[start of Records provided]
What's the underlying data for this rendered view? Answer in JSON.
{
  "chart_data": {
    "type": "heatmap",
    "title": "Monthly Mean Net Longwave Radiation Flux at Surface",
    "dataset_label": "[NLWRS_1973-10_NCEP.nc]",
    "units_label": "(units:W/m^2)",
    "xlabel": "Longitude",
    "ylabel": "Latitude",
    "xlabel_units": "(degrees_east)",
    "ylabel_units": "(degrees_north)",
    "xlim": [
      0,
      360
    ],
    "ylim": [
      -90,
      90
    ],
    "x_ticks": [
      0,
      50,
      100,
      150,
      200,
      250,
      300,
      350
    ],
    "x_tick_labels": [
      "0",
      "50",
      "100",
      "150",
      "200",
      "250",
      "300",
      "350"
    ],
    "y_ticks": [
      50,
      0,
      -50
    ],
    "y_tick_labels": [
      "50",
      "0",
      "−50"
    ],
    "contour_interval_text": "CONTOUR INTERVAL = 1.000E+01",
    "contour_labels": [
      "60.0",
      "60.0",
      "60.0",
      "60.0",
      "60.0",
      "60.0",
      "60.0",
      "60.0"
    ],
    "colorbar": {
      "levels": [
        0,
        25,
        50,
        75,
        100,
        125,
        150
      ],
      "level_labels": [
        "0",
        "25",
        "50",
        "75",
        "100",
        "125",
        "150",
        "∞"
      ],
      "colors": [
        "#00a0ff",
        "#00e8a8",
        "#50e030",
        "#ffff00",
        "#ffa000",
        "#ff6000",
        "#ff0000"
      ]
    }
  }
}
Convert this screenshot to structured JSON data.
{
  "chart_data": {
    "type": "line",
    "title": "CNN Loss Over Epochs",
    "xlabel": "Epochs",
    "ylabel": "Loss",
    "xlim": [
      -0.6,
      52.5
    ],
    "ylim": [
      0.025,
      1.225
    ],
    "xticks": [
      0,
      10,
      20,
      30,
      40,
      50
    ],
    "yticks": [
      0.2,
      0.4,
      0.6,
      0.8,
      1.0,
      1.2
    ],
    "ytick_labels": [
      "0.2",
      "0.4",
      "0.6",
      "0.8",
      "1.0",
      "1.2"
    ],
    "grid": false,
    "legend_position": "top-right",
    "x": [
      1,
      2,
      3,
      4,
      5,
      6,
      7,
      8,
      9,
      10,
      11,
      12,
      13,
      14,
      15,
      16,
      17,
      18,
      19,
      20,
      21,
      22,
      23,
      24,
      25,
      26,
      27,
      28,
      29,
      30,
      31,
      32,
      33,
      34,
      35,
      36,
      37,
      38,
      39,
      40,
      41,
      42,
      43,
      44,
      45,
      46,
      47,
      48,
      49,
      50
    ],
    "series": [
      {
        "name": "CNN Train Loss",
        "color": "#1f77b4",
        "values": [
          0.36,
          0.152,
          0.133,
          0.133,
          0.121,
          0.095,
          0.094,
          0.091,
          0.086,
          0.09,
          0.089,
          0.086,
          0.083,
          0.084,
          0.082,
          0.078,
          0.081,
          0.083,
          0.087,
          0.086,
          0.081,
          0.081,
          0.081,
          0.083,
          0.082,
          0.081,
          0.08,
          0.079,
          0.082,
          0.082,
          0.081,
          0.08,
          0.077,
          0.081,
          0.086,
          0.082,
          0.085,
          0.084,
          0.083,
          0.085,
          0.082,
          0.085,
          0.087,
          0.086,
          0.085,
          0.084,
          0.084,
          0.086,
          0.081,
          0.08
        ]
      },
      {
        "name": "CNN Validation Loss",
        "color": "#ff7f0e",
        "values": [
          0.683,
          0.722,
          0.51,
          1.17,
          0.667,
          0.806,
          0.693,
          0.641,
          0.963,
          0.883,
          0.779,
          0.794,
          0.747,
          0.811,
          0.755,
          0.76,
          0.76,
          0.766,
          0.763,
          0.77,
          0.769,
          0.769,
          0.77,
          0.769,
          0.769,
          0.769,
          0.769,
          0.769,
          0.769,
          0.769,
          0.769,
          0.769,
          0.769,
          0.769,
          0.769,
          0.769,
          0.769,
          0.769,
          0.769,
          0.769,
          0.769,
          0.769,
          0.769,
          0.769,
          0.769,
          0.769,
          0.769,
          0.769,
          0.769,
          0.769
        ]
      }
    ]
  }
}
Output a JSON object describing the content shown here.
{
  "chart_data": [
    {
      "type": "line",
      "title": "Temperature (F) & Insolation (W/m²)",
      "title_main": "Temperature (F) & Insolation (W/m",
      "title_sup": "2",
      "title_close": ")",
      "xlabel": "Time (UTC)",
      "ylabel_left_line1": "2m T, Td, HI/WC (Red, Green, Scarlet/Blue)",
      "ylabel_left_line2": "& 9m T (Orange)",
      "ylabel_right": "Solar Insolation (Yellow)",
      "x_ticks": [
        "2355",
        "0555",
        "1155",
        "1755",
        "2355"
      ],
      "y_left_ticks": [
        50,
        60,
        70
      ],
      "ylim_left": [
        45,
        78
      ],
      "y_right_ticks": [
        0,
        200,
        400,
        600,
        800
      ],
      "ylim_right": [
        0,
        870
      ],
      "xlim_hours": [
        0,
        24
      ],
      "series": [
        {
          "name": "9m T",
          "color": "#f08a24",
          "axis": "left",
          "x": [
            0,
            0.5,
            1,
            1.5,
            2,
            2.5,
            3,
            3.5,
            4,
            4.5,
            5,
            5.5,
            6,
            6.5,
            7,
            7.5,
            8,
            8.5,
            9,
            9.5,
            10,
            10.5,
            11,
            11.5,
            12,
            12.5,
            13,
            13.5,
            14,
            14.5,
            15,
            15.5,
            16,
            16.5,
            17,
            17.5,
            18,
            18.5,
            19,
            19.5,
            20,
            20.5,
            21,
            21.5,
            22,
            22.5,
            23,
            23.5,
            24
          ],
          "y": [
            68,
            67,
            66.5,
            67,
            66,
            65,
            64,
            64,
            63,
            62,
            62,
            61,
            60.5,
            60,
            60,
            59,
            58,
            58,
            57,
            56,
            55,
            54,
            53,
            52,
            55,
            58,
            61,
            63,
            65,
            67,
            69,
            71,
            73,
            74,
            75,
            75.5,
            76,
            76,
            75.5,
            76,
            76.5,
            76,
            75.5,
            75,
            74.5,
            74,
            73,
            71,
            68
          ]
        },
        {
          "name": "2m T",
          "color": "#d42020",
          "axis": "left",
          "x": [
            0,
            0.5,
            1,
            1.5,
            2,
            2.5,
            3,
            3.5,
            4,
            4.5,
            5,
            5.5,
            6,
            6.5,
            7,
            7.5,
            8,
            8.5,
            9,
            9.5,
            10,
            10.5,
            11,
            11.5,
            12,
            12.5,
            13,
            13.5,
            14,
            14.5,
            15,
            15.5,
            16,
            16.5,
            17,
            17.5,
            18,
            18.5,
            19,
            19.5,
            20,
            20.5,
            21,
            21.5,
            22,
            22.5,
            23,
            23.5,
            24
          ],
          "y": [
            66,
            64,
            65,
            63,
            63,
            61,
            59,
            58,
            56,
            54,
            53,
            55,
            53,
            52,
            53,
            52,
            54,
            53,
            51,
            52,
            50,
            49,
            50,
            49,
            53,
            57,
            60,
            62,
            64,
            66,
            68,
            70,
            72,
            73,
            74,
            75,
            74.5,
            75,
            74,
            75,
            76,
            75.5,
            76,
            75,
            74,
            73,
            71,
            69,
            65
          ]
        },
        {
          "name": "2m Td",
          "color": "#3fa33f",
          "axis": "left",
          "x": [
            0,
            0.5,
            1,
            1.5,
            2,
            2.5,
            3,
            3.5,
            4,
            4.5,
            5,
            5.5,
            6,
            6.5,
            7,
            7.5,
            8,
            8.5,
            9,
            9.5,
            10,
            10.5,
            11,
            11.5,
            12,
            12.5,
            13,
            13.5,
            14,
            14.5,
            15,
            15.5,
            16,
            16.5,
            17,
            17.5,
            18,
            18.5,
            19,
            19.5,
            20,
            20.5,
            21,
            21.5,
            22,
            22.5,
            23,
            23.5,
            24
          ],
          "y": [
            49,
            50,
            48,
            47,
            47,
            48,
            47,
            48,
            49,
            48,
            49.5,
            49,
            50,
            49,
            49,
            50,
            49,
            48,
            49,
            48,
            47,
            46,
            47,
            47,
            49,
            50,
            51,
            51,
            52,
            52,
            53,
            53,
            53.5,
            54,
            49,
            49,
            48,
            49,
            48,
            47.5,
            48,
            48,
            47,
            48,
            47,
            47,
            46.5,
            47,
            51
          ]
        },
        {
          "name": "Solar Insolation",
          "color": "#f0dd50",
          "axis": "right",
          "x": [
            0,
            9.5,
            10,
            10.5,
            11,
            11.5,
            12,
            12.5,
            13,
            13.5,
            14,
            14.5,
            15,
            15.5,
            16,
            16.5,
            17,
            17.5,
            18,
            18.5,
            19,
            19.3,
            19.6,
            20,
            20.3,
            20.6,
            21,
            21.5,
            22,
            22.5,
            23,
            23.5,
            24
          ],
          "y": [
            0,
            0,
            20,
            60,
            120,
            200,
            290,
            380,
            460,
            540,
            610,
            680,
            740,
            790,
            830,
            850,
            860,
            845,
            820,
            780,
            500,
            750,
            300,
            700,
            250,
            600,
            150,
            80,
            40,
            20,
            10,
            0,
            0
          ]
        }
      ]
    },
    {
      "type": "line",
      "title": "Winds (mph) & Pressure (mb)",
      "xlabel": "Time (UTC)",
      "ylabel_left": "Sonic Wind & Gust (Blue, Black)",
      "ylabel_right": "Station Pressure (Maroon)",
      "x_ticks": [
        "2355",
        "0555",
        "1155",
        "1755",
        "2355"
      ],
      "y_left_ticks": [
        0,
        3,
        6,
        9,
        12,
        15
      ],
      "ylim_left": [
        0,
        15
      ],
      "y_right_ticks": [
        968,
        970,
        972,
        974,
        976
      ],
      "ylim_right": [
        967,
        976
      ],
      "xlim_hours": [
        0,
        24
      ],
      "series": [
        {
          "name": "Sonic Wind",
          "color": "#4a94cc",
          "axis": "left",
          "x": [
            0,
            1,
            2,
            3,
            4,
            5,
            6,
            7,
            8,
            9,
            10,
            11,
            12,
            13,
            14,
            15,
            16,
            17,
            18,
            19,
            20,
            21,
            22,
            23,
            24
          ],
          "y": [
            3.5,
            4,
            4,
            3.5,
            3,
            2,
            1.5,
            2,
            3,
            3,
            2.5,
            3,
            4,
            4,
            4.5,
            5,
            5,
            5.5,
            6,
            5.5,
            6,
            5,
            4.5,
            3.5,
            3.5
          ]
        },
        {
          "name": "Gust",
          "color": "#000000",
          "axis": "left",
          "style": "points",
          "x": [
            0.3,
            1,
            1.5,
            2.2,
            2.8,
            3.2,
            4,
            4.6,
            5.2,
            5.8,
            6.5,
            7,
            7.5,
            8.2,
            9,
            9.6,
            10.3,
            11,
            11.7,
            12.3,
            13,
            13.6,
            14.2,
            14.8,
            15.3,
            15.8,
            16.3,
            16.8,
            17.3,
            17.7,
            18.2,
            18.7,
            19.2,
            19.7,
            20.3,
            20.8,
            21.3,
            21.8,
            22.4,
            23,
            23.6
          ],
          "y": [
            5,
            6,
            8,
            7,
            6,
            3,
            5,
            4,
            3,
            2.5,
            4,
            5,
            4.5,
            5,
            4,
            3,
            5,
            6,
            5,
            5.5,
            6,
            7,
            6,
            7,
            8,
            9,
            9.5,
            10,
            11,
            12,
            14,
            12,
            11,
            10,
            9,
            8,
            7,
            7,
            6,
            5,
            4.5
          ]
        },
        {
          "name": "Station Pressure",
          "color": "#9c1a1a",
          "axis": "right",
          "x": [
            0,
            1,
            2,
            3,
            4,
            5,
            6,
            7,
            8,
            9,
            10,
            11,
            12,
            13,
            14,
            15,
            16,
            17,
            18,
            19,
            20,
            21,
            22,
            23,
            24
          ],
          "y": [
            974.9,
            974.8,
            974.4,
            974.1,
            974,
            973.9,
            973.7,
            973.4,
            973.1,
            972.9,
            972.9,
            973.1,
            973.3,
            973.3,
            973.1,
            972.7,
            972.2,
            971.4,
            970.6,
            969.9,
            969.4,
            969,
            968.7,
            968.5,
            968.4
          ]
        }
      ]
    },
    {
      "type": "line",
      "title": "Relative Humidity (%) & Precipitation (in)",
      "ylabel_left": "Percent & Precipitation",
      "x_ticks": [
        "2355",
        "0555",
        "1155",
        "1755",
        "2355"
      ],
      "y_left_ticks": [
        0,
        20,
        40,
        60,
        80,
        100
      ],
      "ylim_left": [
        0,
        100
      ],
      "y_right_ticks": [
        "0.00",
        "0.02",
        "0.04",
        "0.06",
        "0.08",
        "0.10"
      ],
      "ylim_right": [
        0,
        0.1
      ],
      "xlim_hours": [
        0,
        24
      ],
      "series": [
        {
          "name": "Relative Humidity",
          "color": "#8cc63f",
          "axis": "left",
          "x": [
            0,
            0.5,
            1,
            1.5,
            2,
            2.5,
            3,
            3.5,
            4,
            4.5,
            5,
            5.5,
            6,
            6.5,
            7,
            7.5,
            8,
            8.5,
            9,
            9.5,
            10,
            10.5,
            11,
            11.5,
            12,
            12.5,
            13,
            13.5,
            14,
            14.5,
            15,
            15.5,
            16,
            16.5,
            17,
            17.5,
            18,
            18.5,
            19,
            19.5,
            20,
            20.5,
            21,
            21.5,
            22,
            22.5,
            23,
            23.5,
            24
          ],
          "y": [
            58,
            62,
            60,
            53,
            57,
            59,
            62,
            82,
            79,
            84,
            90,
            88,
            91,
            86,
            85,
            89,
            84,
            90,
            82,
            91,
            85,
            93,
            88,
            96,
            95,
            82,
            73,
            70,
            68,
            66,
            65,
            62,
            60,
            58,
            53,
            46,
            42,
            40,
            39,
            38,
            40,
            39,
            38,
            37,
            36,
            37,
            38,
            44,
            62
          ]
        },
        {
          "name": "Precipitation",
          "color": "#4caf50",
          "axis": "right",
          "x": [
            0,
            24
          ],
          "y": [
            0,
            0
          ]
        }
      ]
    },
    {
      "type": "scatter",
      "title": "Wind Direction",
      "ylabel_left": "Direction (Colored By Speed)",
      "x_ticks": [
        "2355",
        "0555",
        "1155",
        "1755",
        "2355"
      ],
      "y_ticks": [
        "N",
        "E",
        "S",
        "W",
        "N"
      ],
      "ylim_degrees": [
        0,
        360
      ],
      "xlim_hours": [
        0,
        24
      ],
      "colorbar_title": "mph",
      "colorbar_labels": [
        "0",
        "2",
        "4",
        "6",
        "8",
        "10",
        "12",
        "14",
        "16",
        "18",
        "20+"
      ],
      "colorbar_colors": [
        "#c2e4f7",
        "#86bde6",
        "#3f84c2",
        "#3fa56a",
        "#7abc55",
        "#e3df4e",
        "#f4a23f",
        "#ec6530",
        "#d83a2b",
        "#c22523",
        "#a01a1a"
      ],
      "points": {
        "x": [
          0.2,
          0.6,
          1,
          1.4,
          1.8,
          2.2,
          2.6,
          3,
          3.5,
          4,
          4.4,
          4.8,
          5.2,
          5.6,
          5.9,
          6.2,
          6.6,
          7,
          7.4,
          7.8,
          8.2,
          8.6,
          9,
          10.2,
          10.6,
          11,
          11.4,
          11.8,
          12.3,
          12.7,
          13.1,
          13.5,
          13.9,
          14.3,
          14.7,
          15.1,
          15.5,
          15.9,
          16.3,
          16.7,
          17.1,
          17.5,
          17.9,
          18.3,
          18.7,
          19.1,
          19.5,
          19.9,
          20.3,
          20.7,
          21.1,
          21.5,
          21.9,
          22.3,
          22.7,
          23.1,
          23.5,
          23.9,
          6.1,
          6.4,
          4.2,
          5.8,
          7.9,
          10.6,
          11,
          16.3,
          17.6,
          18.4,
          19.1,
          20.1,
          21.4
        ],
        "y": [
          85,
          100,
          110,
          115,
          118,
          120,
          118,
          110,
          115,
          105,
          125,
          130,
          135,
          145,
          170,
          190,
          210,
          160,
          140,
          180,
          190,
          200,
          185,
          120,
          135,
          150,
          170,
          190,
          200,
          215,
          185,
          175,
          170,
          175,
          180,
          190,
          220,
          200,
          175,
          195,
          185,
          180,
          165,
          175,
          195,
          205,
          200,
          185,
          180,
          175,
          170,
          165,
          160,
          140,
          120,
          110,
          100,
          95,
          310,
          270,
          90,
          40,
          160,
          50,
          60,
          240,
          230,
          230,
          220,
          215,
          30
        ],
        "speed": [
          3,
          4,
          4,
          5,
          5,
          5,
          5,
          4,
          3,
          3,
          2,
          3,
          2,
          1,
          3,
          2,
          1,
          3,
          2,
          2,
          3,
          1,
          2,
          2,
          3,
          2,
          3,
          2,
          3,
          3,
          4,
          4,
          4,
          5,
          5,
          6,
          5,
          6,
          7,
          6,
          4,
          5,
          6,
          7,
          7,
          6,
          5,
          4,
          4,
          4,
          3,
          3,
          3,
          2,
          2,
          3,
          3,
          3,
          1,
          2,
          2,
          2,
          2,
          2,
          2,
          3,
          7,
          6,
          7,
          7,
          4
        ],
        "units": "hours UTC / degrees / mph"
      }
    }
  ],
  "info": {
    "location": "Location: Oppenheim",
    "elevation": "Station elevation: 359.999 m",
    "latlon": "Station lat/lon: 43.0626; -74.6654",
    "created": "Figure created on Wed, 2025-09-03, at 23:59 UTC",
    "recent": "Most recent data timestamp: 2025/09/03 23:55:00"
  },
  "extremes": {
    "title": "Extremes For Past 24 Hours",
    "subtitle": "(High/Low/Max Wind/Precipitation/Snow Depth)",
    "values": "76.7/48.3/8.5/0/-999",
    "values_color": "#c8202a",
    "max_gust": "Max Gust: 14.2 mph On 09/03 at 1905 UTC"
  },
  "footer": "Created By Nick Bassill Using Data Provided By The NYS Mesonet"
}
[end of Records provided]
_The request_
In the listing, find every line with the word "this" and state how many there are, nothing more.

_Correct answer_
2